▶ The exercise: In the following material, identify every line holding the string "initialState" and return it.
[START OF Supplied data]
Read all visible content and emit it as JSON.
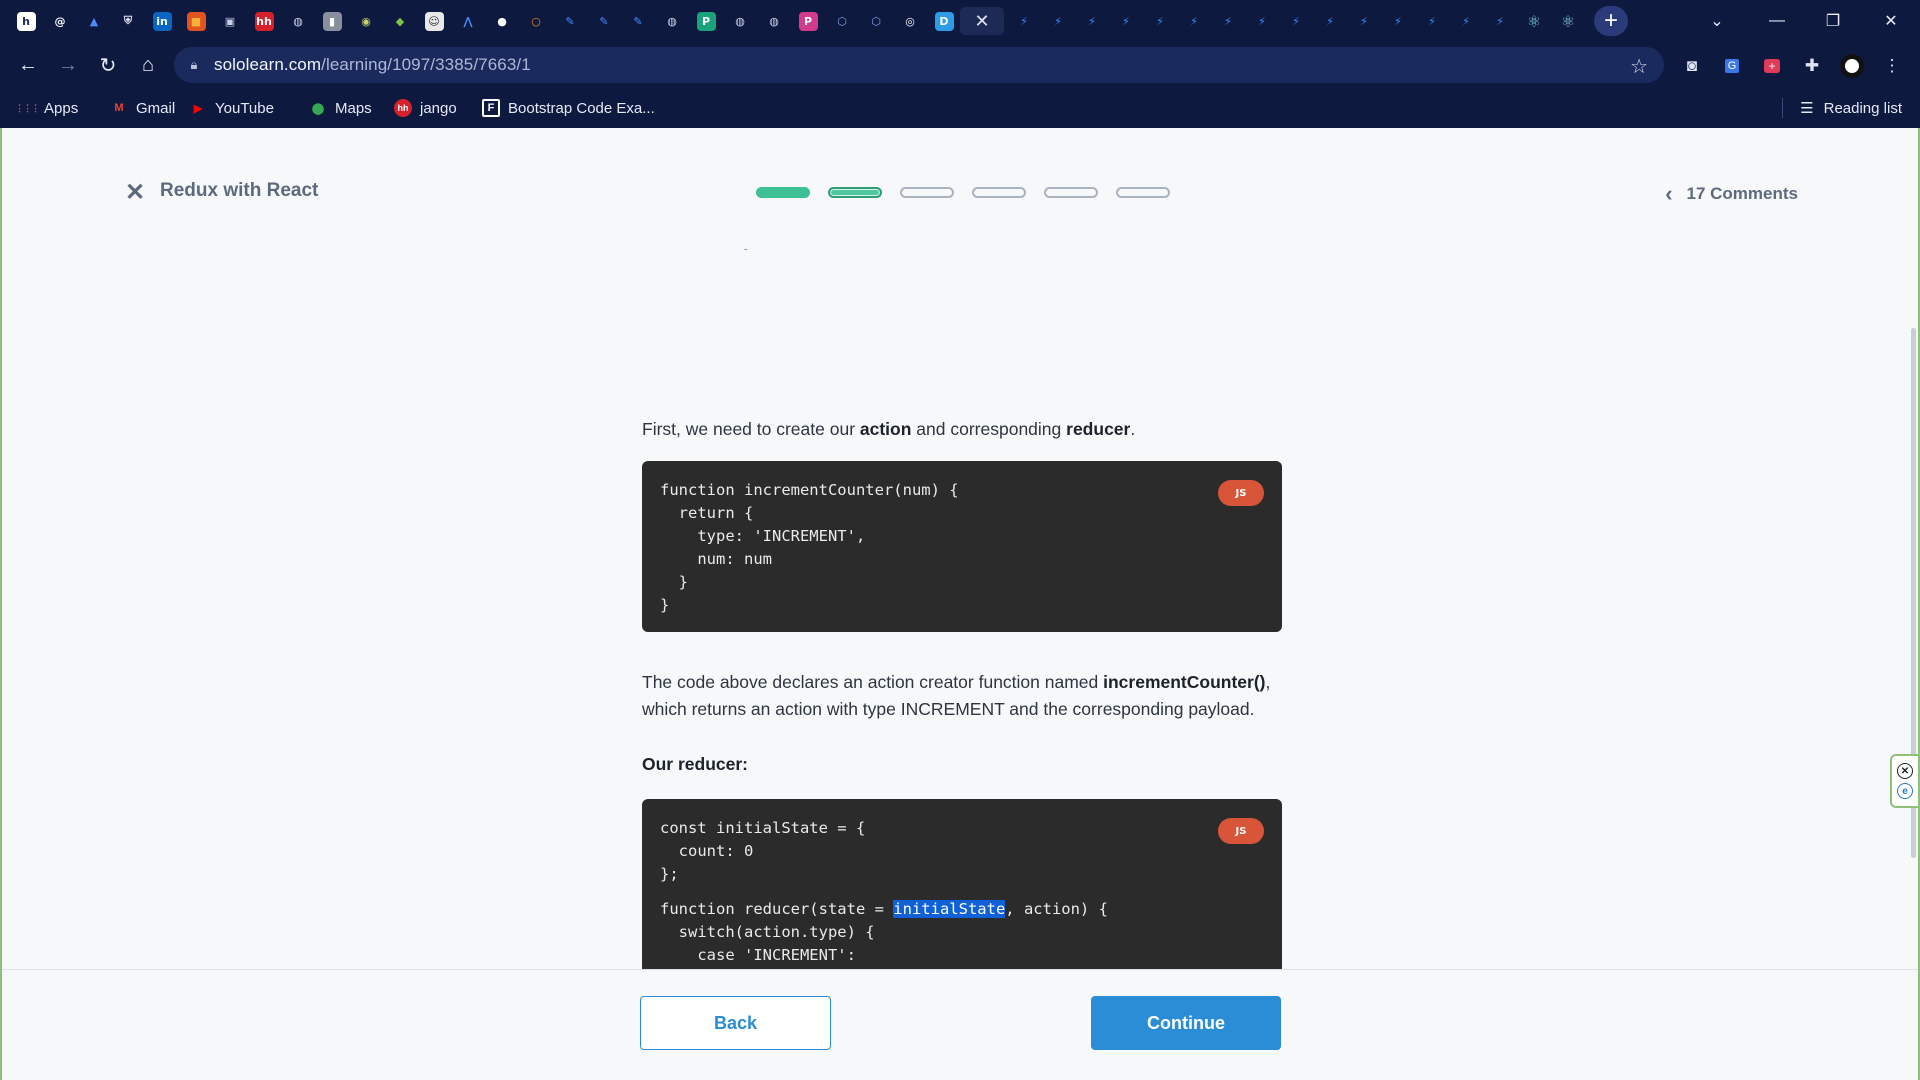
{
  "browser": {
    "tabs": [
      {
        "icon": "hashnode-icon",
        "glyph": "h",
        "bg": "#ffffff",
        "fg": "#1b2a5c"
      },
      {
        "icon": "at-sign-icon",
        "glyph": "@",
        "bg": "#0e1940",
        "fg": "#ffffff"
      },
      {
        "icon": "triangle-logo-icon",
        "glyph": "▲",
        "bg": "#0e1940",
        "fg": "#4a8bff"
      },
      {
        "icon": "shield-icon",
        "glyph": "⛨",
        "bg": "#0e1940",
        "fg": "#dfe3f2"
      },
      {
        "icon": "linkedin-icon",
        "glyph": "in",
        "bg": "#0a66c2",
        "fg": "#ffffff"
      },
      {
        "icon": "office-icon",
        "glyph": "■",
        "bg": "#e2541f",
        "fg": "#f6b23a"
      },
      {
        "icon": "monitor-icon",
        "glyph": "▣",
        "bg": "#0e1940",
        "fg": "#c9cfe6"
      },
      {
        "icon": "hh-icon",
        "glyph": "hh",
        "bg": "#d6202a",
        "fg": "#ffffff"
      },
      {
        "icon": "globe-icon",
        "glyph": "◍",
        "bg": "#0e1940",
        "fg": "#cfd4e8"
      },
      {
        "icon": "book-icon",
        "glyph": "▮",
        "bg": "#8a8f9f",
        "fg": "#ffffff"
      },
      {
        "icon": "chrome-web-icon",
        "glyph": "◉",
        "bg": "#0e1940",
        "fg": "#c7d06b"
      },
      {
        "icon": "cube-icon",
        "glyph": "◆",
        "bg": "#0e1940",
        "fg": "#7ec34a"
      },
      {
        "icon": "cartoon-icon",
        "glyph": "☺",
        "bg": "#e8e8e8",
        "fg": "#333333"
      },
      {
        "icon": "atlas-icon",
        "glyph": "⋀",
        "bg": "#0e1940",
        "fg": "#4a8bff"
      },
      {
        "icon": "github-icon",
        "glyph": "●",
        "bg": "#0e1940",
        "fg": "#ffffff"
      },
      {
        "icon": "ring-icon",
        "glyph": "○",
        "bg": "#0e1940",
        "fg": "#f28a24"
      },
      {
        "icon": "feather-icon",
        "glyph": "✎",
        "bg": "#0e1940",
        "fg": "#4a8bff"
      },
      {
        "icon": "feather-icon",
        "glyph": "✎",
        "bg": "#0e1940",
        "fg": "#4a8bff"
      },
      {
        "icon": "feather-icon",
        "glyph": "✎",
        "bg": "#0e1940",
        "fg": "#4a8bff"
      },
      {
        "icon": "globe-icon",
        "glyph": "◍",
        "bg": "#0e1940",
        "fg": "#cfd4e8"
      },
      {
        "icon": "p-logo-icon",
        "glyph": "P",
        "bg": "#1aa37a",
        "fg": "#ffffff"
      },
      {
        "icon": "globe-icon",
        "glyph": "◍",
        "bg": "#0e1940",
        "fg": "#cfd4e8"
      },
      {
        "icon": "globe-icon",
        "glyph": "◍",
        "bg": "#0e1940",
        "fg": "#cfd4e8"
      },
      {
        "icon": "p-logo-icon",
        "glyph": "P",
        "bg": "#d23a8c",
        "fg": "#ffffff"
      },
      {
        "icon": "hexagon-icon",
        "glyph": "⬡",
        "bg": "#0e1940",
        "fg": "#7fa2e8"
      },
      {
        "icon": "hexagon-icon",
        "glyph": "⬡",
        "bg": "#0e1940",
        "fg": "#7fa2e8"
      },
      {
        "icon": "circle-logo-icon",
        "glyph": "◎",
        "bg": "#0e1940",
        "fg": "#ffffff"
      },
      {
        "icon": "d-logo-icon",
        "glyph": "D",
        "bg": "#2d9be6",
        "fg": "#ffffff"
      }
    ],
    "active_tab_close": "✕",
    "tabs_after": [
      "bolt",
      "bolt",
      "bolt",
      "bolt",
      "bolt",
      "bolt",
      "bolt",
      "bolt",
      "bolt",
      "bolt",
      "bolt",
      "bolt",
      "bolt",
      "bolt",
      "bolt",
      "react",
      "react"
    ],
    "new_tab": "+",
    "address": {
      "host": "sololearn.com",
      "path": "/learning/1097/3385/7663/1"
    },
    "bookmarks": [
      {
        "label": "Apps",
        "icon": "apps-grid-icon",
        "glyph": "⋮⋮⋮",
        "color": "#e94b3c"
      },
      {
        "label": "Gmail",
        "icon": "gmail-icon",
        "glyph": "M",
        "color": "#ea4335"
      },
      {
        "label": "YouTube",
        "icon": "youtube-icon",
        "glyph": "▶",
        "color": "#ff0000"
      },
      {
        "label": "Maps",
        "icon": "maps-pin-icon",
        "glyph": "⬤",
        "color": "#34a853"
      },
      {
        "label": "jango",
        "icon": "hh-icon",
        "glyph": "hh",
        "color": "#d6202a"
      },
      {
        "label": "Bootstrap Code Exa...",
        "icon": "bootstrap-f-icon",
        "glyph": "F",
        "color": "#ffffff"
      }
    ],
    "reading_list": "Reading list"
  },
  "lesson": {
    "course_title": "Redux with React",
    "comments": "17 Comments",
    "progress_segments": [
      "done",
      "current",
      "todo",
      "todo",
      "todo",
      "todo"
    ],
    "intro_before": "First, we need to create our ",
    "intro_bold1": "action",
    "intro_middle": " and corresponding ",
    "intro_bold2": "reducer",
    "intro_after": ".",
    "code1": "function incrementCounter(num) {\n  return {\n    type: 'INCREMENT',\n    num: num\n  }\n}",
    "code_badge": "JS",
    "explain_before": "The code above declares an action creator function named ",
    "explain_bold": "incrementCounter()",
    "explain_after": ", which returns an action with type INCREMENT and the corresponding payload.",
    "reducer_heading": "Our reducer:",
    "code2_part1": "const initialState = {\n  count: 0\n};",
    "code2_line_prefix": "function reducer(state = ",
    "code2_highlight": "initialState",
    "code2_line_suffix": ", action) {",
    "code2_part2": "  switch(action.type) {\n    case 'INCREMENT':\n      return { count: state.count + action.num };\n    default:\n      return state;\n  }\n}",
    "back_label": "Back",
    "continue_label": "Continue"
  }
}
[END OF Supplied data]
[START OF Supplied data]
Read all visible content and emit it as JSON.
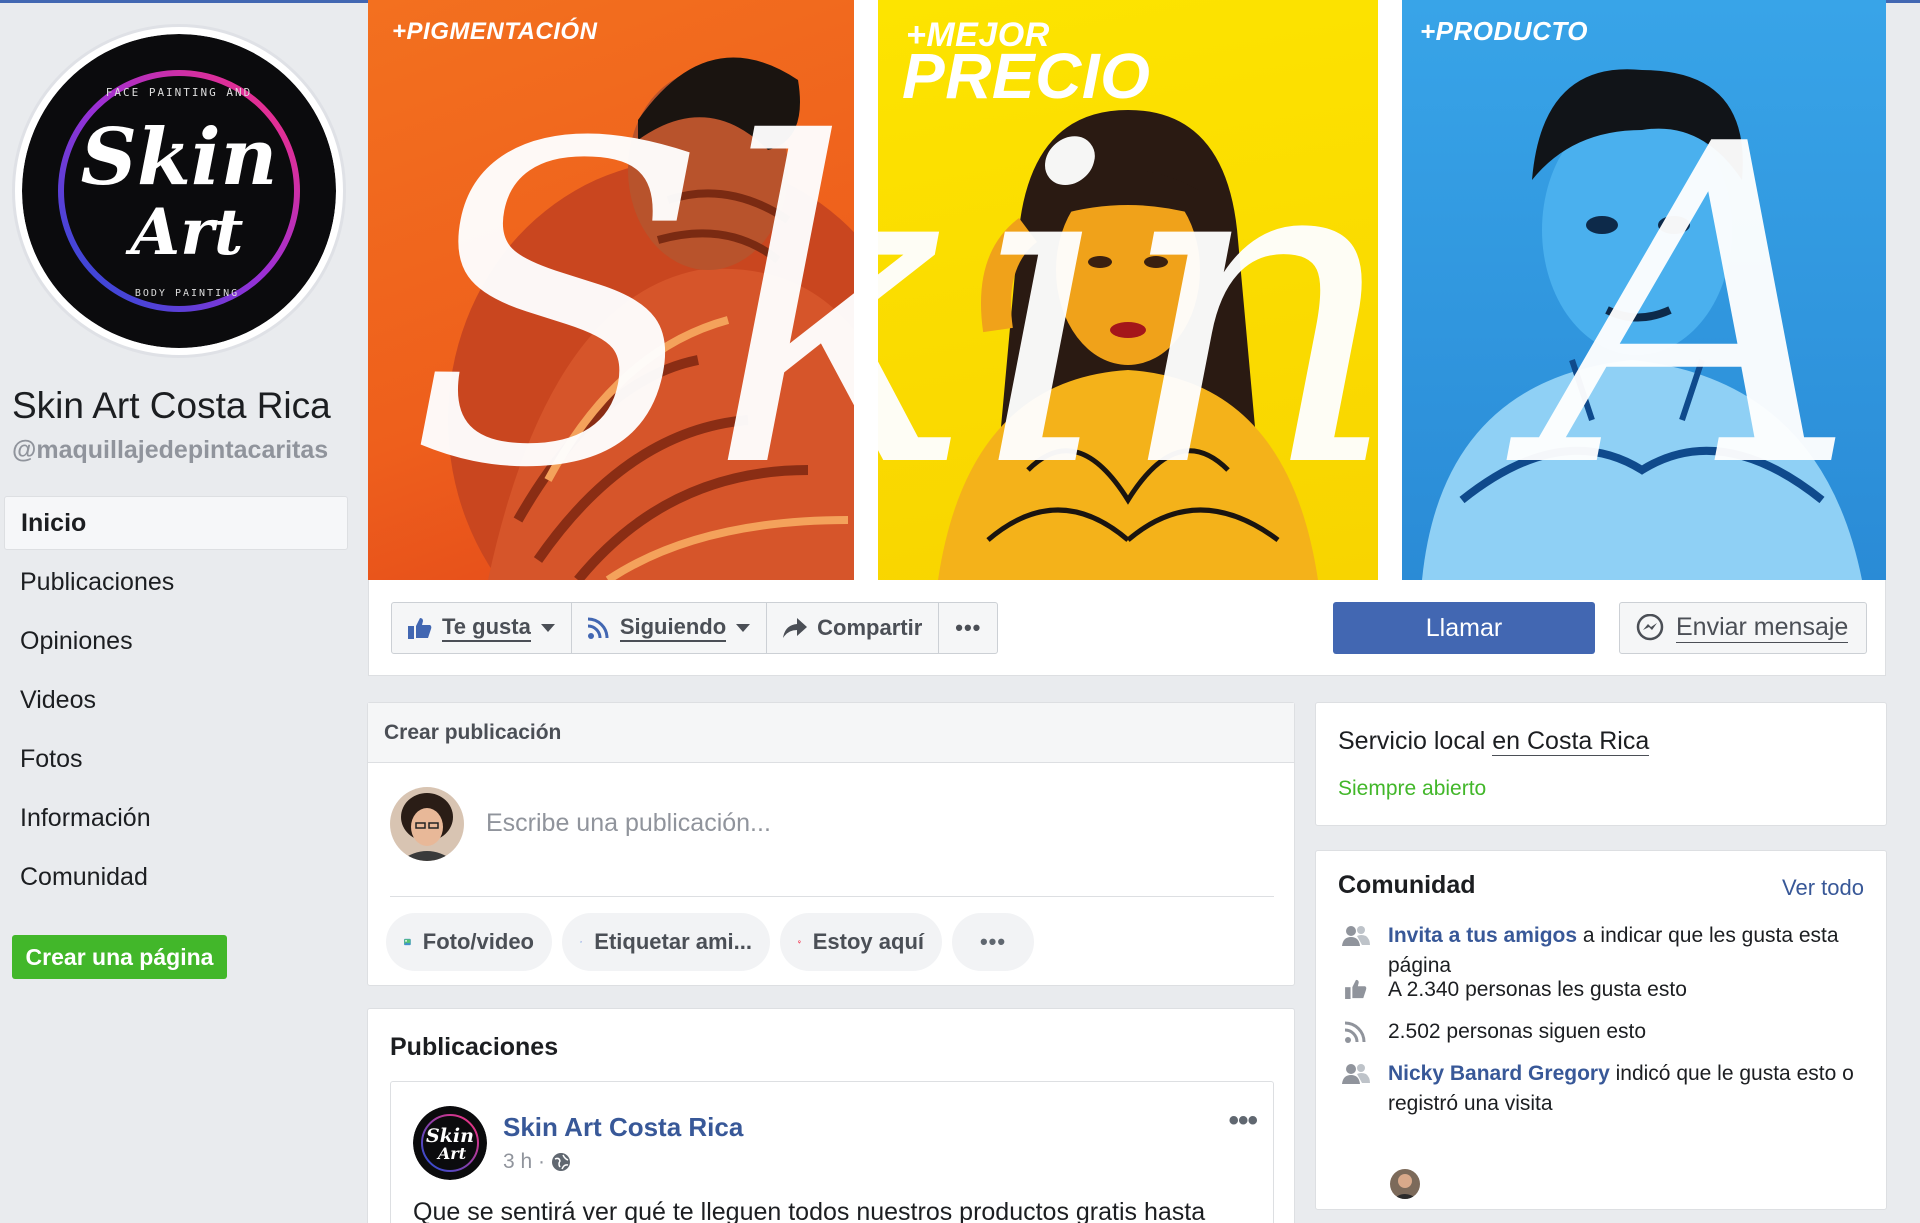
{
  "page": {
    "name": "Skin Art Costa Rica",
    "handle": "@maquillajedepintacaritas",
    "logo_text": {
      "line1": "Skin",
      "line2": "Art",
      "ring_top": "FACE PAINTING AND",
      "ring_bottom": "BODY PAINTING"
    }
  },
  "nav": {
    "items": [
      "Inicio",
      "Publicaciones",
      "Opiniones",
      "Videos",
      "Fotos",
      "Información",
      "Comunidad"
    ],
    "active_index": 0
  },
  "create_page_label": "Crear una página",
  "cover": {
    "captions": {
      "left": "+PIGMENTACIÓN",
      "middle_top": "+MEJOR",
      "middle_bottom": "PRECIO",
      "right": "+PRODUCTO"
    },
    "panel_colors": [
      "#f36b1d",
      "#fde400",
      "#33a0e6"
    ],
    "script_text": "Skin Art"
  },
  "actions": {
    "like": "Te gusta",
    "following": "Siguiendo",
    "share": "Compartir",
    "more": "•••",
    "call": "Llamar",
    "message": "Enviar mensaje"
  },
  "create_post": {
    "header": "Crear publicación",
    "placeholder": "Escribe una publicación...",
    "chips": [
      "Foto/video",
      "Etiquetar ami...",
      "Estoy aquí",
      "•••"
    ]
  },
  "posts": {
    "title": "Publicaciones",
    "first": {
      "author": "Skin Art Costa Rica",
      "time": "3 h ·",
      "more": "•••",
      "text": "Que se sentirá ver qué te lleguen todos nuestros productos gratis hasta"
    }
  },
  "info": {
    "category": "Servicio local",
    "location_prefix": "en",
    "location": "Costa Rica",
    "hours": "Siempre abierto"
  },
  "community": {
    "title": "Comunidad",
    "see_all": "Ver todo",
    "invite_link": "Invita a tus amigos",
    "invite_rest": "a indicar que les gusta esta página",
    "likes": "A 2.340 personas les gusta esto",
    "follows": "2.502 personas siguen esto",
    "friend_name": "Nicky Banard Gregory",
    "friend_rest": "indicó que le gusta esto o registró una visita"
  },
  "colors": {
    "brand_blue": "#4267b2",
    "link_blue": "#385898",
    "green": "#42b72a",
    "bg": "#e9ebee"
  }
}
[END OF Supplied data]
▶ Exercise response:
    "code2_part1": "const initialState = {\n  count: 0\n};",
    "code2_highlight": "initialState",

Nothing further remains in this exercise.